** start of Records supplied **

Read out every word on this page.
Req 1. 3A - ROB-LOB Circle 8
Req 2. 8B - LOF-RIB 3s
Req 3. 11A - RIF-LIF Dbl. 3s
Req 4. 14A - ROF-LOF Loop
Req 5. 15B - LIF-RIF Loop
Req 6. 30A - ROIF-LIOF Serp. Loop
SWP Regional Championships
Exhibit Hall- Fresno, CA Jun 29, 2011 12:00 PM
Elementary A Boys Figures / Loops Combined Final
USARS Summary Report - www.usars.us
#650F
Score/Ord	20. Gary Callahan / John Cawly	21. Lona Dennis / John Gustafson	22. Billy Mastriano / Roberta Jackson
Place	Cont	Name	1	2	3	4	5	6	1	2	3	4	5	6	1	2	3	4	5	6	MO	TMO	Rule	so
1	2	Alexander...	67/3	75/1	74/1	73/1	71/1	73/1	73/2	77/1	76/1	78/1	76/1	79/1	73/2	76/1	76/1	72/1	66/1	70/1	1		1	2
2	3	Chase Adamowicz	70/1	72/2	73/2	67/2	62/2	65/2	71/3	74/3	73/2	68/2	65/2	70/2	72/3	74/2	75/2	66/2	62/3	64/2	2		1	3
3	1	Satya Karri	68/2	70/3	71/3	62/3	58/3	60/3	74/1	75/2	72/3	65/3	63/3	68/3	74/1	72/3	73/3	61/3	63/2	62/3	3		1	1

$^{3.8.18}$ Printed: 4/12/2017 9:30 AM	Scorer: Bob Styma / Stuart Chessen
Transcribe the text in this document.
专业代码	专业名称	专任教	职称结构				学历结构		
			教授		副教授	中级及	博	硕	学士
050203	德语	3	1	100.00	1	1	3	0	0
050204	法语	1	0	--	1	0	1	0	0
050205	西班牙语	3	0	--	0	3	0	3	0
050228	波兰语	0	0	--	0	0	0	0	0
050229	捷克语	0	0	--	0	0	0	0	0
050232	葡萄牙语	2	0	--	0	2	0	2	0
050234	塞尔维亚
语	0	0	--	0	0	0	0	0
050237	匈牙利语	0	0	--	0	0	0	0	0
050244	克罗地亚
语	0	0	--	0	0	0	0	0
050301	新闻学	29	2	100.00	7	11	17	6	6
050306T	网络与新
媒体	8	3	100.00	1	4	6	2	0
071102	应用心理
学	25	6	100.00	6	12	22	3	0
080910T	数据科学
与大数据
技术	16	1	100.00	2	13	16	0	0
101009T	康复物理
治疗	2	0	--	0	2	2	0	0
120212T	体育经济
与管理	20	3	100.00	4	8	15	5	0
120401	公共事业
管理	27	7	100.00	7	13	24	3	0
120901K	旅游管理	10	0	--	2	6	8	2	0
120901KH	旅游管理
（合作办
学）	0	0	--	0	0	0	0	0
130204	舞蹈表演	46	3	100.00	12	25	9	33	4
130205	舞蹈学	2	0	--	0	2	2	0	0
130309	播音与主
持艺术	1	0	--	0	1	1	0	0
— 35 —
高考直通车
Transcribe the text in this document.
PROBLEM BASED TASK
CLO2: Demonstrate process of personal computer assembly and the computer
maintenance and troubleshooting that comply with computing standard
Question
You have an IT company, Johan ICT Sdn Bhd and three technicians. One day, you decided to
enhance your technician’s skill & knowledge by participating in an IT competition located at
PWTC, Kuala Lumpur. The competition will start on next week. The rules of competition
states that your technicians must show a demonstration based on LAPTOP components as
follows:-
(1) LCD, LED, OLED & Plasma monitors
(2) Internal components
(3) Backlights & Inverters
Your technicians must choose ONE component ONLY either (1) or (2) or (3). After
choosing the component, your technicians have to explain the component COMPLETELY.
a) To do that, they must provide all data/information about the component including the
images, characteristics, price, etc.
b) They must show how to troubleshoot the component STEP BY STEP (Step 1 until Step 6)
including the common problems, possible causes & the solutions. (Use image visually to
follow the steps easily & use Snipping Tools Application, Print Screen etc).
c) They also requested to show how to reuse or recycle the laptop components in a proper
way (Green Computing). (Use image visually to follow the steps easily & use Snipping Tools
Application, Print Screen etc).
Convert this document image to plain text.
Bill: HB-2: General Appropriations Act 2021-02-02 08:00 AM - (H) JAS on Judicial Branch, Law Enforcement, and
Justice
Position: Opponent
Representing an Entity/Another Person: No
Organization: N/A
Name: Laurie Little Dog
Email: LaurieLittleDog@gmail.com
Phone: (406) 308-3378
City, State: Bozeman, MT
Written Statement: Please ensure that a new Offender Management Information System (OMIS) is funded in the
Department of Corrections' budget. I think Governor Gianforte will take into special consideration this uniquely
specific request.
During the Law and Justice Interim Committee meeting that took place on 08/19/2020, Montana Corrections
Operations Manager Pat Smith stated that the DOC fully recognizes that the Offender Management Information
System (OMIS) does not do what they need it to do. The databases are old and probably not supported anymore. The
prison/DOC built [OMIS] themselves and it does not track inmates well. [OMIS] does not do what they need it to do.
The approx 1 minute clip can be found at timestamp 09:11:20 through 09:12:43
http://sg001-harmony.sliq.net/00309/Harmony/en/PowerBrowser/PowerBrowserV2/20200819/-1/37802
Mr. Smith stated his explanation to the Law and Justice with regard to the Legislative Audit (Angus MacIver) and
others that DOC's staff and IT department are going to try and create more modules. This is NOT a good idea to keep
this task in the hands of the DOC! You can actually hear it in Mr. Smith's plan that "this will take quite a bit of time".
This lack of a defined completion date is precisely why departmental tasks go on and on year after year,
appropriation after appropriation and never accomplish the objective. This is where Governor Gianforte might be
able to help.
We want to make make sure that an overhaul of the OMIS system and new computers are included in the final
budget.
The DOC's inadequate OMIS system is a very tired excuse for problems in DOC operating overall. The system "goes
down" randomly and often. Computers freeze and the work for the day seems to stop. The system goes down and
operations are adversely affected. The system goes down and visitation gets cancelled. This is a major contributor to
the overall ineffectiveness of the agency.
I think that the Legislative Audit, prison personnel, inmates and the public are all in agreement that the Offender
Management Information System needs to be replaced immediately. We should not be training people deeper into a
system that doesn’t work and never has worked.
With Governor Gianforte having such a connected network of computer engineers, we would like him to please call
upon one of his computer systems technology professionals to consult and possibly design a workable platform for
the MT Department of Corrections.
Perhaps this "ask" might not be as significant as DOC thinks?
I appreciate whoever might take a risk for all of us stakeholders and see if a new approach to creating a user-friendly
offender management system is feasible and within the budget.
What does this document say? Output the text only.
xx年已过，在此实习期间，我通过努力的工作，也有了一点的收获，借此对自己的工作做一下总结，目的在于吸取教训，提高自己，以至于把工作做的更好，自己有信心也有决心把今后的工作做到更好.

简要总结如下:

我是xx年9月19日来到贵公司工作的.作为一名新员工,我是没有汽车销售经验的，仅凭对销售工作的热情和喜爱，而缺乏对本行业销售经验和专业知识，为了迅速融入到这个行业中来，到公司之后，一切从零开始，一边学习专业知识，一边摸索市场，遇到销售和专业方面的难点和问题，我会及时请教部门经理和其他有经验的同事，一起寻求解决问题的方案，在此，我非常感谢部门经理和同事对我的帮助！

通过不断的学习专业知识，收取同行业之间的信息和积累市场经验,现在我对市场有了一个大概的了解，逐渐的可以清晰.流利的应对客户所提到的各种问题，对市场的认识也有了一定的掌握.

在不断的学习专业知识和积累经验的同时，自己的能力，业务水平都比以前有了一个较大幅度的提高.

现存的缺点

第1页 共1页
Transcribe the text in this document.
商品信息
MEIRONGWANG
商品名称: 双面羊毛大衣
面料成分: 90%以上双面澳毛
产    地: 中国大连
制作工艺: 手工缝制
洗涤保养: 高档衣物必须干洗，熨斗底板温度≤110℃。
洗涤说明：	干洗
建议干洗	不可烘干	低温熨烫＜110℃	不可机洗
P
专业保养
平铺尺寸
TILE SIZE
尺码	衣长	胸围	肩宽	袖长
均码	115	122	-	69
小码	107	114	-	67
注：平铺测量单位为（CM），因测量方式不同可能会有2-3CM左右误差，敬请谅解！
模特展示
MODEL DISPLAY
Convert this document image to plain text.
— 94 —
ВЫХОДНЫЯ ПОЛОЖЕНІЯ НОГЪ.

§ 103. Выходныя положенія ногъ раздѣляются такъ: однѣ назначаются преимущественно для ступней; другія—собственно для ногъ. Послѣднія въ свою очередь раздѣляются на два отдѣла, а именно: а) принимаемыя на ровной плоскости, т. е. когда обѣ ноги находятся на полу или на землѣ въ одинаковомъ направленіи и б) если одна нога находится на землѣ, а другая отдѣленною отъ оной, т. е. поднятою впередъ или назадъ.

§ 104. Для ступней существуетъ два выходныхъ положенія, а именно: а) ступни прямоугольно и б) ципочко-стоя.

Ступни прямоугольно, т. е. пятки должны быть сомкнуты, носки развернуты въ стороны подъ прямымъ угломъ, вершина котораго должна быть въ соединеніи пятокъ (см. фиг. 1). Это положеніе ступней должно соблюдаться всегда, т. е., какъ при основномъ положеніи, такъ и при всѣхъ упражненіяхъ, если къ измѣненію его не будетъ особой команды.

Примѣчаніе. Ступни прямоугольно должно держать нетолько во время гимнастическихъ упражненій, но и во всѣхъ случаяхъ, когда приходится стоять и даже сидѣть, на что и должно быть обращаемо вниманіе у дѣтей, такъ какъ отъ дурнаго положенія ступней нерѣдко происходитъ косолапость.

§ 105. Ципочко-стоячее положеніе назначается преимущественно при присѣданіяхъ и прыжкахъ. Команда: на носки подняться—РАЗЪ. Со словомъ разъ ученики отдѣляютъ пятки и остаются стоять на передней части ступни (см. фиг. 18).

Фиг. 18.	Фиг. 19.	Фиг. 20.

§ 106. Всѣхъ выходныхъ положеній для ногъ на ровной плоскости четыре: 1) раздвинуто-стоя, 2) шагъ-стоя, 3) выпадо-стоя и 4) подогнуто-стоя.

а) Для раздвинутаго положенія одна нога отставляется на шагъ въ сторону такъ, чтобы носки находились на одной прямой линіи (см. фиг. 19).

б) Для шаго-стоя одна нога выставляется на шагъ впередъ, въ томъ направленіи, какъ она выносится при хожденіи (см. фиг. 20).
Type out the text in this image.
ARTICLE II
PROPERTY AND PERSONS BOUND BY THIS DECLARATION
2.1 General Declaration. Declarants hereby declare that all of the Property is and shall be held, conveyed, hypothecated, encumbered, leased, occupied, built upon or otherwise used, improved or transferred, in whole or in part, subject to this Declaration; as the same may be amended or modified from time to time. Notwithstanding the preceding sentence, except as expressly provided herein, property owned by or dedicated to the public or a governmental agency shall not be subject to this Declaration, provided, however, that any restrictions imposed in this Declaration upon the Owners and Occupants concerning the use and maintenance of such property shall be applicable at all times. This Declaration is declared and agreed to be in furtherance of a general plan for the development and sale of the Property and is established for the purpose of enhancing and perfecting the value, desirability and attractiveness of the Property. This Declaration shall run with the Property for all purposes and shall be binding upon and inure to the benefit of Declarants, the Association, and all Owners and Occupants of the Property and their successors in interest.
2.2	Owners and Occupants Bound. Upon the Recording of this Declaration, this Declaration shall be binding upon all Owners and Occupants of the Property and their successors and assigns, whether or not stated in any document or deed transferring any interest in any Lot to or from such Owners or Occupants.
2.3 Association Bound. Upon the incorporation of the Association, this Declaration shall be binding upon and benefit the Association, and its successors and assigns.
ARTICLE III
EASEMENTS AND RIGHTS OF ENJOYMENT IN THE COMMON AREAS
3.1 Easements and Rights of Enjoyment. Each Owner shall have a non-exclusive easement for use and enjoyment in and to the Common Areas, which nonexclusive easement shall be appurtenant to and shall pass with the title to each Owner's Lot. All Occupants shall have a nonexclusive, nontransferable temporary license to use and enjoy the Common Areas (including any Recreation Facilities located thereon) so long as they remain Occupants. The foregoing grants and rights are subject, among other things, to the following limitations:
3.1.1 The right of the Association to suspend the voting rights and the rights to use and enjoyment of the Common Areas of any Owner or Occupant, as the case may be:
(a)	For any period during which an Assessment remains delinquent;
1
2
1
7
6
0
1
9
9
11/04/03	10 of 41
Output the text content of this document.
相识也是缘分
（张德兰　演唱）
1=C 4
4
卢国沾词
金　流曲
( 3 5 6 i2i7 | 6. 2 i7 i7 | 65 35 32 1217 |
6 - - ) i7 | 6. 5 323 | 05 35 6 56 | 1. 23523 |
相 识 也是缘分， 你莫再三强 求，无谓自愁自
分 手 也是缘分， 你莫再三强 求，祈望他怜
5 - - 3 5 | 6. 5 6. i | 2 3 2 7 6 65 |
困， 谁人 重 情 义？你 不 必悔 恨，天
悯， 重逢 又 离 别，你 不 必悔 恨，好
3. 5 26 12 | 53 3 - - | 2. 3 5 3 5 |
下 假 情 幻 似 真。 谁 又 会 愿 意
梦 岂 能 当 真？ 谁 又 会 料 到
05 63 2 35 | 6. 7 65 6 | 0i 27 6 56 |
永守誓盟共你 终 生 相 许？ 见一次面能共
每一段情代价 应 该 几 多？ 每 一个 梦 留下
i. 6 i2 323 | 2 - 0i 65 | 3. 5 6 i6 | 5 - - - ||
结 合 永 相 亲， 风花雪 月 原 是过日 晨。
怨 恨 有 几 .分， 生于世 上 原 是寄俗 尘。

** end of Records supplied **

Count each line above in which the string "стоять" appears, then state only the total.

2